Short problem: Return each entry exactly, omitting nothing.

Extracted material:
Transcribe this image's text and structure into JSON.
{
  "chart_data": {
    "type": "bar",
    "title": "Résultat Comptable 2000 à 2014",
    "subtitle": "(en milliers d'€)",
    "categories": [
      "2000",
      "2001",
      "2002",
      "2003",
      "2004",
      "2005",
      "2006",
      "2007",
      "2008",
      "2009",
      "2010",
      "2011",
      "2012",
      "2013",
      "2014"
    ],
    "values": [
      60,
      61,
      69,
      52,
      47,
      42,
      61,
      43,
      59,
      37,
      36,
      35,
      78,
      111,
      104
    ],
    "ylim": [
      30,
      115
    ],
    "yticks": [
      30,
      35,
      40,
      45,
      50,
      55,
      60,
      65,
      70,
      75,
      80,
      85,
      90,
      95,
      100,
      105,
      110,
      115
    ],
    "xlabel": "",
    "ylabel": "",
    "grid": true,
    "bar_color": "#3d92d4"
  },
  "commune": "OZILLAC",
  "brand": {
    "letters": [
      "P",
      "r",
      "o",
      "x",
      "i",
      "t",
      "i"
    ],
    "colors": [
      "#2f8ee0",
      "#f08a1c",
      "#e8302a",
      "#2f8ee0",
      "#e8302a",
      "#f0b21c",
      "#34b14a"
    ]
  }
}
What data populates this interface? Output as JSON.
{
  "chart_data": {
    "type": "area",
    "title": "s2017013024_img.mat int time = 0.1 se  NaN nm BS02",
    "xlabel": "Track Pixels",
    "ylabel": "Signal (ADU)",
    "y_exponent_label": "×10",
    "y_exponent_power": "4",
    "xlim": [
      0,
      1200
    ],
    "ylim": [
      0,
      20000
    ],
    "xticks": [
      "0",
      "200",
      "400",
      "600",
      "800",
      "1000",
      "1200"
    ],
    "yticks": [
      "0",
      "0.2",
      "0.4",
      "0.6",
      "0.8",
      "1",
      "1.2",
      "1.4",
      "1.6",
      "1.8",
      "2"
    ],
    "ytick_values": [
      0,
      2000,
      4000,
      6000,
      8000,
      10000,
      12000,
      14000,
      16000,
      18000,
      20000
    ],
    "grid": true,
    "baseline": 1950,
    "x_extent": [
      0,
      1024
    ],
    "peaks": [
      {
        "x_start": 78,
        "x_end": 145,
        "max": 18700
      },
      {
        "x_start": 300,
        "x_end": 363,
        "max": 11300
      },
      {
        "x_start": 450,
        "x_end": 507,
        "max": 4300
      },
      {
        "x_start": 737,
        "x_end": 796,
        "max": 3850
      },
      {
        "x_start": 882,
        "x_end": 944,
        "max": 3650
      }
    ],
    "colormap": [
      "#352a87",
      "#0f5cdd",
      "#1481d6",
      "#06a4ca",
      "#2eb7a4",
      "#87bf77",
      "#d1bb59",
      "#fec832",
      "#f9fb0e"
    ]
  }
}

Correct answer:
Transcribe this image's text and structure into JSON.
{
  "chart_data": {
    "type": "bar",
    "title": "Résultat Comptable 2000 à 2014",
    "subtitle": "(en milliers d'€)",
    "categories": [
      "2000",
      "2001",
      "2002",
      "2003",
      "2004",
      "2005",
      "2006",
      "2007",
      "2008",
      "2009",
      "2010",
      "2011",
      "2012",
      "2013",
      "2014"
    ],
    "values": [
      60,
      61,
      69,
      52,
      47,
      42,
      61,
      43,
      59,
      37,
      36,
      35,
      78,
      111,
      104
    ],
    "ylim": [
      30,
      115
    ],
    "yticks": [
      30,
      35,
      40,
      45,
      50,
      55,
      60,
      65,
      70,
      75,
      80,
      85,
      90,
      95,
      100,
      105,
      110,
      115
    ],
    "xlabel": "",
    "ylabel": "",
    "grid": true,
    "bar_color": "#3d92d4"
  },
  "commune": "OZILLAC",
  "brand": {
    "letters": [
      "P",
      "r",
      "o",
      "x",
      "i",
      "t",
      "i"
    ],
    "colors": [
      "#2f8ee0",
      "#f08a1c",
      "#e8302a",
      "#2f8ee0",
      "#e8302a",
      "#f0b21c",
      "#34b14a"
    ]
  }
}
What data populates this interface? Output as JSON.
{
  "chart_data": {
    "type": "area",
    "title": "s2017013024_img.mat int time = 0.1 se  NaN nm BS02",
    "xlabel": "Track Pixels",
    "ylabel": "Signal (ADU)",
    "y_exponent_label": "×10",
    "y_exponent_power": "4",
    "xlim": [
      0,
      1200
    ],
    "ylim": [
      0,
      20000
    ],
    "xticks": [
      "0",
      "200",
      "400",
      "600",
      "800",
      "1000",
      "1200"
    ],
    "yticks": [
      "0",
      "0.2",
      "0.4",
      "0.6",
      "0.8",
      "1",
      "1.2",
      "1.4",
      "1.6",
      "1.8",
      "2"
    ],
    "ytick_values": [
      0,
      2000,
      4000,
      6000,
      8000,
      10000,
      12000,
      14000,
      16000,
      18000,
      20000
    ],
    "grid": true,
    "baseline": 1950,
    "x_extent": [
      0,
      1024
    ],
    "peaks": [
      {
        "x_start": 78,
        "x_end": 145,
        "max": 18700
      },
      {
        "x_start": 300,
        "x_end": 363,
        "max": 11300
      },
      {
        "x_start": 450,
        "x_end": 507,
        "max": 4300
      },
      {
        "x_start": 737,
        "x_end": 796,
        "max": 3850
      },
      {
        "x_start": 882,
        "x_end": 944,
        "max": 3650
      }
    ],
    "colormap": [
      "#352a87",
      "#0f5cdd",
      "#1481d6",
      "#06a4ca",
      "#2eb7a4",
      "#87bf77",
      "#d1bb59",
      "#fec832",
      "#f9fb0e"
    ]
  }
}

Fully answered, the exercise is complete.